(Exercise objective) Pull each line holding "BEDROOM" out of the entries below.

(Recorded information)
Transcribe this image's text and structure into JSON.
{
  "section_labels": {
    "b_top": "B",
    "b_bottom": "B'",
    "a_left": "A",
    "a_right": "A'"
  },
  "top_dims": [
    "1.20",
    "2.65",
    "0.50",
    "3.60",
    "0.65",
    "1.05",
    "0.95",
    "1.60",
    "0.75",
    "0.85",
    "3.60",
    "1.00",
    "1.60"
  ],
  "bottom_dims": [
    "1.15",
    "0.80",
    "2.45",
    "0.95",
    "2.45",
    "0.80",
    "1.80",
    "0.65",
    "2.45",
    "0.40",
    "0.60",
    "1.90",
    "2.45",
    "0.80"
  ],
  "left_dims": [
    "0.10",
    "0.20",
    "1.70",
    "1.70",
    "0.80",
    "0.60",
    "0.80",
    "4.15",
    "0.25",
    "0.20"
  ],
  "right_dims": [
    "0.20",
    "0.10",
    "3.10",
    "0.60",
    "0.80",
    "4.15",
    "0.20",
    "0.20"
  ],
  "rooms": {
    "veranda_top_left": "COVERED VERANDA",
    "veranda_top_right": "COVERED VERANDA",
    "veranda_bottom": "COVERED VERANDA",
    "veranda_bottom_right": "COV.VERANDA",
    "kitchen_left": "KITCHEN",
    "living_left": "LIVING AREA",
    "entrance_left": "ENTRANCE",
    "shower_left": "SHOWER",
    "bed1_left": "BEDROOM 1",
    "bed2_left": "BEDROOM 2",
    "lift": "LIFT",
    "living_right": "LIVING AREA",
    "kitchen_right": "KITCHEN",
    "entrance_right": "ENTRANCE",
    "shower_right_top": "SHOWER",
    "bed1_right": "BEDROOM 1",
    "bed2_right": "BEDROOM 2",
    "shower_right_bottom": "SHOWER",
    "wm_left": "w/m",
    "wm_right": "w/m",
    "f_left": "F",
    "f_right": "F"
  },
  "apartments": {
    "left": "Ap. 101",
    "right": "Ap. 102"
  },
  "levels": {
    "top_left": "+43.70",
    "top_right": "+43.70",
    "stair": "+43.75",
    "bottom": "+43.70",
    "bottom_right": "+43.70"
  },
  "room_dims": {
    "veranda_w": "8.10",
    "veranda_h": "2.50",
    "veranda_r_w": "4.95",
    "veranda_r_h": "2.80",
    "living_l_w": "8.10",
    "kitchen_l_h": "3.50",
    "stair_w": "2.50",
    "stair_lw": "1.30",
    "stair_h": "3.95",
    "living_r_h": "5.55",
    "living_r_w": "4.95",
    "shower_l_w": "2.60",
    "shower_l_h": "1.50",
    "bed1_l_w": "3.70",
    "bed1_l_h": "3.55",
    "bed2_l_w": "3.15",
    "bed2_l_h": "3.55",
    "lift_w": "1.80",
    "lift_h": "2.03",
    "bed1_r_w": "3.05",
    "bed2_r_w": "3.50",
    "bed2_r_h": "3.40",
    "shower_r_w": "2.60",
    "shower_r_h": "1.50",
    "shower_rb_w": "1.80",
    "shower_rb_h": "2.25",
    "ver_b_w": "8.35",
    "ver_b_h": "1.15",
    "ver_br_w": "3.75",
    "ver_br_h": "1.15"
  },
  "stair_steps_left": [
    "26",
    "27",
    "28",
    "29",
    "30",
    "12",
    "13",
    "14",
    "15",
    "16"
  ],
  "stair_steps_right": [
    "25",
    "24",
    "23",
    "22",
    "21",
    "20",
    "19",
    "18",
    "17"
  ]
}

(Output of the task)
    "bed1_left": "BEDROOM 1",
    "bed2_left": "BEDROOM 2",
    "bed1_right": "BEDROOM 1",
    "bed2_right": "BEDROOM 2",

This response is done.